--- Excerpt provided ---
Mutations are changes in the genetic material of the coronavirus. They are a completely natural and common process that occurs constantly during virus replication. As a result, over time, many different variants of the virus come into existence. Viral mutations can become dangerous when they give rise to or cause:
- more severe course of the disease after viral infection,
- higher transmissibility, i.e. the easier spread of the virus,
- impaired immune response, i.e. greater likelihood of reinfection after recovery from infection or after vaccination.
For more information and recommendations on the new SARS-CoV-2 virus variants please visit the Robert Koch Institute site.
Four variants of concern of SARS-CoV-2 have been detected in Berlin: Alpha (B.1.1.7), which was first detected in the United Kingdom, the mutation Beta (B.1.315) notified initially by South Africa, the variant Gamma (P.1), which was first detected in Brazil and the virus variant Delta/Kappa (B.1.617), which was first registered in India.
Alpha is now the dominant variant in Berlin (as well as in Germany as a whole and many other countries). Higher transmissibility was detected in the case of Alpha and there are indications that the disease follows a more severe course. Variant Beta is also thought to have a higher rate of transmissibility. The rate of spread of these and other virus variants is also being monitored by laboratories in Berlin. The spread of Gamma is extremely low in Berlin, as is the spread of the variant Delta/Kappa, which is currently being intensively observed and investigated internationally.
For more information and recommendations on the new SARS-CoV-2 virus variants please visit the Robert Koch Institute site.
In order to detect the prevalence of SARS-CoV-2 variants in the population, special laboratory tests are used to regularly analyze a number of PCR-positive samples for changes in viral genetic material. Whole genome sequencing is a very complex procedure that allows the identification of already known viral variants as well as the detection of new mutations.
---
According to the excerpt on coronavirus mutations, which variant is now dominant in Berlin? Rely only on the excerpt on coronavirus mutations.
--- Recorded data ---
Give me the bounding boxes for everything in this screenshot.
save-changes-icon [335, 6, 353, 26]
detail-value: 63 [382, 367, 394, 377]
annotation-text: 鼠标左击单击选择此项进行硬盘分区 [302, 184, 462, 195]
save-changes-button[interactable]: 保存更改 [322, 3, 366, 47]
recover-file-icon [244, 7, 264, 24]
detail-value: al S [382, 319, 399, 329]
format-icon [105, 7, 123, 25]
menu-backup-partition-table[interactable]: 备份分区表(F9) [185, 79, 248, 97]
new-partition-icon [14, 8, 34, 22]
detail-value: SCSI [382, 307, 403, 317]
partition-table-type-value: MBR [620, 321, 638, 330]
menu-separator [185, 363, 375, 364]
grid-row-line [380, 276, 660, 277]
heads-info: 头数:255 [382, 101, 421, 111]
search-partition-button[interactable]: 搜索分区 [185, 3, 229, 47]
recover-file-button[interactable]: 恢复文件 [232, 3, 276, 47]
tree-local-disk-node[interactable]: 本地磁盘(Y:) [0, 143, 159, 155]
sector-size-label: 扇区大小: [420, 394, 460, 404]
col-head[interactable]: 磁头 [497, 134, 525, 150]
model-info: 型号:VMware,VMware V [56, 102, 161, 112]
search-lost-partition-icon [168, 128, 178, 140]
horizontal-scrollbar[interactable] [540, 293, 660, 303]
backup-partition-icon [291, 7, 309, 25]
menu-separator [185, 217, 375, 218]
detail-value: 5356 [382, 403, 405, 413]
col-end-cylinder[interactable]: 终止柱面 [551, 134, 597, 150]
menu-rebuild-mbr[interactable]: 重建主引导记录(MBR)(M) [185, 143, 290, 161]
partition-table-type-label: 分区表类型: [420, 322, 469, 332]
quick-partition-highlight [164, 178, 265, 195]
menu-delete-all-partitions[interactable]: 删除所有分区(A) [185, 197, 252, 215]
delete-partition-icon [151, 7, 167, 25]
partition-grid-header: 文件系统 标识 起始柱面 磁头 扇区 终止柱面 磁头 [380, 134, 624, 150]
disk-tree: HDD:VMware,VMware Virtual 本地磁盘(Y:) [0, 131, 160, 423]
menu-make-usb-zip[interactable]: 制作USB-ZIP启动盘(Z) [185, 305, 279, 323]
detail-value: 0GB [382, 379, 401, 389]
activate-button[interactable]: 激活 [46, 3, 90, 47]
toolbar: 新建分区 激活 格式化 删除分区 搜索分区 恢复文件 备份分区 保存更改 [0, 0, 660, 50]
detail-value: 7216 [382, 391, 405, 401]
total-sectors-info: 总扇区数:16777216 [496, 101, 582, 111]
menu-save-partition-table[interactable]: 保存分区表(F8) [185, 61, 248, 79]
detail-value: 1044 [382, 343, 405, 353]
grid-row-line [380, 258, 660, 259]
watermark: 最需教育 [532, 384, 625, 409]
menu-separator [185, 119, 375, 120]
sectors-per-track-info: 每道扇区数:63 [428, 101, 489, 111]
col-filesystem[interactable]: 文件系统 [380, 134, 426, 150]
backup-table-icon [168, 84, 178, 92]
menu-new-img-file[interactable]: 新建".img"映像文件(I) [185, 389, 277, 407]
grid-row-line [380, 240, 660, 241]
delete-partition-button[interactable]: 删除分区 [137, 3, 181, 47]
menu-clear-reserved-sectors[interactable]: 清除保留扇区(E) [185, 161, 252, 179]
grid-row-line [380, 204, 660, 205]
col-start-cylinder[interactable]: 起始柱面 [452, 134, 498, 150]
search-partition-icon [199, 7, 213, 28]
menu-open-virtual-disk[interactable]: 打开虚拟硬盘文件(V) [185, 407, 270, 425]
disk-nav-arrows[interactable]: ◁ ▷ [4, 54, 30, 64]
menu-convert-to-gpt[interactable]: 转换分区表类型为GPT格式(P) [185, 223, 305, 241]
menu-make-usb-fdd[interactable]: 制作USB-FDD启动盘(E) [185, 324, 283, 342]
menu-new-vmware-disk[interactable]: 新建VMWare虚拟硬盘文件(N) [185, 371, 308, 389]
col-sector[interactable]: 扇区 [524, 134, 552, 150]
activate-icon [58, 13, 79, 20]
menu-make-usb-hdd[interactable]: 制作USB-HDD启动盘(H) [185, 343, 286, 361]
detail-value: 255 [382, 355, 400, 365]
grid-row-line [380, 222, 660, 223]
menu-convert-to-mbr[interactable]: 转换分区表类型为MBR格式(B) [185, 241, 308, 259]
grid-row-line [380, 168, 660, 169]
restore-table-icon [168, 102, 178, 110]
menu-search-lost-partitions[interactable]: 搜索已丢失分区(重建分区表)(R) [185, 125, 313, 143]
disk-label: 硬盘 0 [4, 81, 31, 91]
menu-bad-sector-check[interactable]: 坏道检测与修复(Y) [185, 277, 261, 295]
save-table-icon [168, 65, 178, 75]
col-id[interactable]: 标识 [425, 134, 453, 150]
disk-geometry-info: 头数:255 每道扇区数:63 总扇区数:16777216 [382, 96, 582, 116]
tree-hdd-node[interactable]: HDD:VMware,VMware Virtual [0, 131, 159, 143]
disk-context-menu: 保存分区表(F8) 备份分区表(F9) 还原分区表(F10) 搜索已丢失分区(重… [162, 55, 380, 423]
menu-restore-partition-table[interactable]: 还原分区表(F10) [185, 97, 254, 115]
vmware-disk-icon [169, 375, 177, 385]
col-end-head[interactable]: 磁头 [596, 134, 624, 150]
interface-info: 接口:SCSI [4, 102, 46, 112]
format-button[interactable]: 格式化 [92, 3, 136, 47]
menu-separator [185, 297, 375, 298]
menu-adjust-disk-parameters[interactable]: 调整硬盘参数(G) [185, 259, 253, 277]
---
# Answer to the problem
Alpha (B.1.1.7).